* **WORK INSTRUCTIONS**
Copy every line of the data that contains the string "TradingView".
--- start STORED ROWS ---
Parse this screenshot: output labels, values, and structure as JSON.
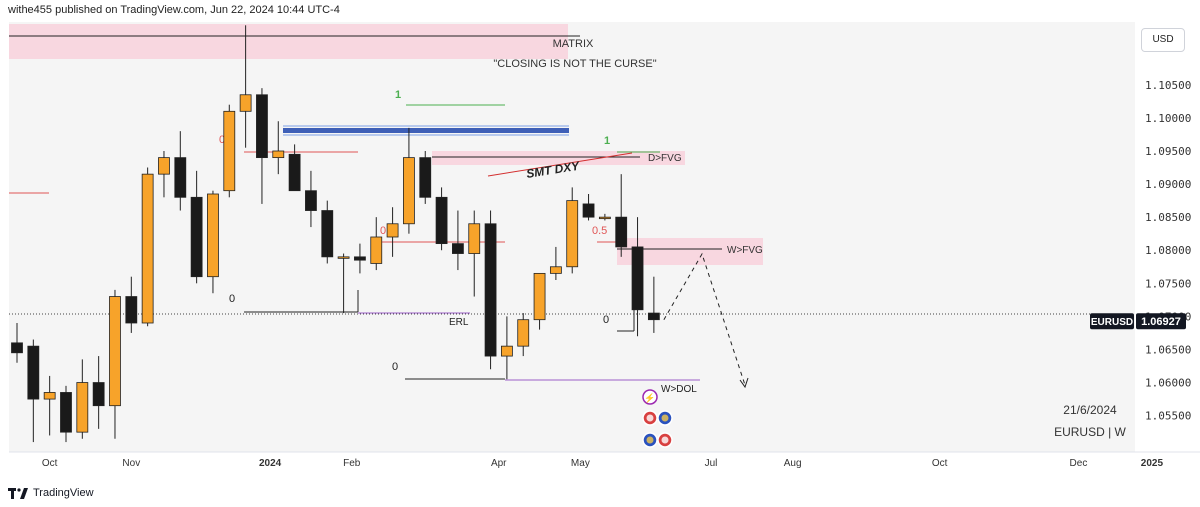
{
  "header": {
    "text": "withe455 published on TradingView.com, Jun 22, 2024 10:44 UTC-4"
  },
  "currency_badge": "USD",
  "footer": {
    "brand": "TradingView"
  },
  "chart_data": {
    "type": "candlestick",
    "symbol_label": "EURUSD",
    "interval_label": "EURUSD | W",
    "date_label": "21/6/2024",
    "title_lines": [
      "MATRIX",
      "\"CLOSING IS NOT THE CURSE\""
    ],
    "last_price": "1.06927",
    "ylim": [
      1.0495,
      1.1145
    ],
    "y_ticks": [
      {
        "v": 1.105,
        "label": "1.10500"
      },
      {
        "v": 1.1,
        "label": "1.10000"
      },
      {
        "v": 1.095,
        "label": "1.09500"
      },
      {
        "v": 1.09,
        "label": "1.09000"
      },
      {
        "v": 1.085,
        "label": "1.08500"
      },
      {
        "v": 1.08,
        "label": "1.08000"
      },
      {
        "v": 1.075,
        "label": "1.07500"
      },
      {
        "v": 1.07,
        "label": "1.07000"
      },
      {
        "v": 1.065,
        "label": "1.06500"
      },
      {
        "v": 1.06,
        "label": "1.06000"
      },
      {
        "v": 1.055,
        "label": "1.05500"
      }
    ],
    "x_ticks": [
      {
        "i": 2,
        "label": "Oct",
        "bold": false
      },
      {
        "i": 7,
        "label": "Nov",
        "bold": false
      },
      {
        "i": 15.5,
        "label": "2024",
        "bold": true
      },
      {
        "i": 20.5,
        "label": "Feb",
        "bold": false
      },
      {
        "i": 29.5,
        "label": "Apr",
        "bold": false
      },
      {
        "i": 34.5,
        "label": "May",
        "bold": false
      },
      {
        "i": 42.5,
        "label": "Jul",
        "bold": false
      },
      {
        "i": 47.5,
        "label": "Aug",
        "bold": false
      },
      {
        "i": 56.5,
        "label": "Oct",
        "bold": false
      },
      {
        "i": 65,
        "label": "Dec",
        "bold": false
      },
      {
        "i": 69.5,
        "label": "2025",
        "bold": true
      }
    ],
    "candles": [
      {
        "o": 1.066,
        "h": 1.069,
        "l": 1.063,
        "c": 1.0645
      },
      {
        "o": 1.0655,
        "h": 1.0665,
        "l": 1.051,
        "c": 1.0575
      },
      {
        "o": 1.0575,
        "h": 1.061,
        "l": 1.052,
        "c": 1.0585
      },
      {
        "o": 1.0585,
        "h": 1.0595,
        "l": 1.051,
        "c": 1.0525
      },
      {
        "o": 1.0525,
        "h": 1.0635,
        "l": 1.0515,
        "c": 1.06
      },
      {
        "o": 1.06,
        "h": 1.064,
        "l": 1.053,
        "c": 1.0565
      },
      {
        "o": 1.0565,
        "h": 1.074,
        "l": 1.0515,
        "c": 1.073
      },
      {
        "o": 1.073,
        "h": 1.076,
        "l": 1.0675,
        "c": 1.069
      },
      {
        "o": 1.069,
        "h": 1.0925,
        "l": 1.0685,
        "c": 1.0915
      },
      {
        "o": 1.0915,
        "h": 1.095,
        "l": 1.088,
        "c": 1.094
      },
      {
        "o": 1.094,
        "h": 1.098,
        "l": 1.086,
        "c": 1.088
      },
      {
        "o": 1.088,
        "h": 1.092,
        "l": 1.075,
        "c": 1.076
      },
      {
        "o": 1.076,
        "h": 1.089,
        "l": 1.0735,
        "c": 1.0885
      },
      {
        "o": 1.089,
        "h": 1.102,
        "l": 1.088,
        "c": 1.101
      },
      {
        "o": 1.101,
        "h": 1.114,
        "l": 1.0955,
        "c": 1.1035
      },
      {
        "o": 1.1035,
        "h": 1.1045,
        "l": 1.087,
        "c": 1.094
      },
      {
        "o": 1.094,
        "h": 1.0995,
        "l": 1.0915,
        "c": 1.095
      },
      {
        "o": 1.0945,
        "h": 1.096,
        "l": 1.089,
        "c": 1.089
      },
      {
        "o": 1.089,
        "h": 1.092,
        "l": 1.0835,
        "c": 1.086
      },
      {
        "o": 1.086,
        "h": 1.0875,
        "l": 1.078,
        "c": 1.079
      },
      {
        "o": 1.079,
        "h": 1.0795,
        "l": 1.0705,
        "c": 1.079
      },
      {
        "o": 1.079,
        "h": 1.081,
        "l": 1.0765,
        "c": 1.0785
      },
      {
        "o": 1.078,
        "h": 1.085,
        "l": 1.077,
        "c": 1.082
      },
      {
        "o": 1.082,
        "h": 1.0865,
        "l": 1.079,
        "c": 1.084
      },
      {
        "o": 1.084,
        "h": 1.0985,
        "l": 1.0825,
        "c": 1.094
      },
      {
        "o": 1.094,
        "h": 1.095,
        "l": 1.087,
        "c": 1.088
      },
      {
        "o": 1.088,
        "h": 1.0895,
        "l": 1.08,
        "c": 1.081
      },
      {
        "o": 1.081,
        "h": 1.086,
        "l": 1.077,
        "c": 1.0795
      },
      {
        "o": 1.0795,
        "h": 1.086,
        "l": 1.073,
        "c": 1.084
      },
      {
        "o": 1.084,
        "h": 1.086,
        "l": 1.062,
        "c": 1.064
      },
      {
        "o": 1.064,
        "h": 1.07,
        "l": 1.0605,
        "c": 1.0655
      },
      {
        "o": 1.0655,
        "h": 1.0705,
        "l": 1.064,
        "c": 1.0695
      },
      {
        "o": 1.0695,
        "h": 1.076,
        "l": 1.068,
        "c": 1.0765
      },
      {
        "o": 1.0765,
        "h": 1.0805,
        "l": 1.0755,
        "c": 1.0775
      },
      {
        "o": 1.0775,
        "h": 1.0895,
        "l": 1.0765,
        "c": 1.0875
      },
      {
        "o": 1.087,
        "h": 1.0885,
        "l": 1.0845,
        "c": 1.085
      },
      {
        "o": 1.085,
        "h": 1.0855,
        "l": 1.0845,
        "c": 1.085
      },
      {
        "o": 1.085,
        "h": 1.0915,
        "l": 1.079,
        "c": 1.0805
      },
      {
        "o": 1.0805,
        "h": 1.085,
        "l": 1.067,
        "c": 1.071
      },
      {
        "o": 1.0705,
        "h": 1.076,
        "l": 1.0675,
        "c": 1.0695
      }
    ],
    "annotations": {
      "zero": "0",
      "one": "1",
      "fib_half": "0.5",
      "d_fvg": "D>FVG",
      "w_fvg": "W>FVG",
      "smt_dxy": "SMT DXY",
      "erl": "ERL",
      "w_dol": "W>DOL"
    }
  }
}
--- end STORED ROWS ---
* **OUTPUT FOR THIS TASK**
    "text": "withe455 published on TradingView.com, Jun 22, 2024 10:44 UTC-4"
    "brand": "TradingView"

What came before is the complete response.